begin Data excerpts

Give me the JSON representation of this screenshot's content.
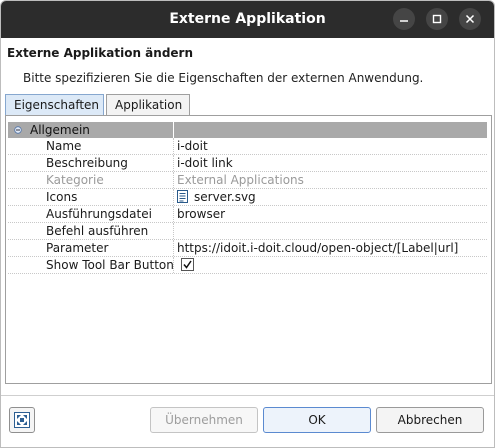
{
  "window": {
    "title": "Externe Applikation"
  },
  "header": {
    "title": "Externe Applikation ändern",
    "description": "Bitte spezifizieren Sie die Eigenschaften der externen Anwendung."
  },
  "tabs": [
    {
      "label": "Eigenschaften",
      "active": true
    },
    {
      "label": "Applikation",
      "active": false
    }
  ],
  "properties": {
    "group_label": "Allgemein",
    "rows": [
      {
        "name": "Name",
        "value": "i-doit"
      },
      {
        "name": "Beschreibung",
        "value": "i-doit link"
      },
      {
        "name": "Kategorie",
        "value": "External Applications",
        "disabled": true
      },
      {
        "name": "Icons",
        "value": "server.svg",
        "icon": "file-icon"
      },
      {
        "name": "Ausführungsdatei",
        "value": "browser"
      },
      {
        "name": "Befehl ausführen",
        "value": ""
      },
      {
        "name": "Parameter",
        "value": "https://idoit.i-doit.cloud/open-object/[Label|url]"
      },
      {
        "name": "Show Tool Bar Button",
        "value": "",
        "checked": true
      }
    ]
  },
  "footer": {
    "apply_label": "Übernehmen",
    "ok_label": "OK",
    "cancel_label": "Abbrechen"
  },
  "colors": {
    "titlebar": "#2c2c2c",
    "group_row": "#a9a9a9",
    "active_tab": "#dce9f7",
    "default_button_border": "#5b8ad0"
  }
}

end Data excerpts

Exercise goal — Transcribe all the lines above exactly, apart from the pictures.

Response to this task —
Give me the JSON representation of this screenshot's content.
{
  "window": {
    "title": "Externe Applikation"
  },
  "header": {
    "title": "Externe Applikation ändern",
    "description": "Bitte spezifizieren Sie die Eigenschaften der externen Anwendung."
  },
  "tabs": [
    {
      "label": "Eigenschaften",
      "active": true
    },
    {
      "label": "Applikation",
      "active": false
    }
  ],
  "properties": {
    "group_label": "Allgemein",
    "rows": [
      {
        "name": "Name",
        "value": "i-doit"
      },
      {
        "name": "Beschreibung",
        "value": "i-doit link"
      },
      {
        "name": "Kategorie",
        "value": "External Applications",
        "disabled": true
      },
      {
        "name": "Icons",
        "value": "server.svg",
        "icon": "file-icon"
      },
      {
        "name": "Ausführungsdatei",
        "value": "browser"
      },
      {
        "name": "Befehl ausführen",
        "value": ""
      },
      {
        "name": "Parameter",
        "value": "https://idoit.i-doit.cloud/open-object/[Label|url]"
      },
      {
        "name": "Show Tool Bar Button",
        "value": "",
        "checked": true
      }
    ]
  },
  "footer": {
    "apply_label": "Übernehmen",
    "ok_label": "OK",
    "cancel_label": "Abbrechen"
  },
  "colors": {
    "titlebar": "#2c2c2c",
    "group_row": "#a9a9a9",
    "active_tab": "#dce9f7",
    "default_button_border": "#5b8ad0"
  }
}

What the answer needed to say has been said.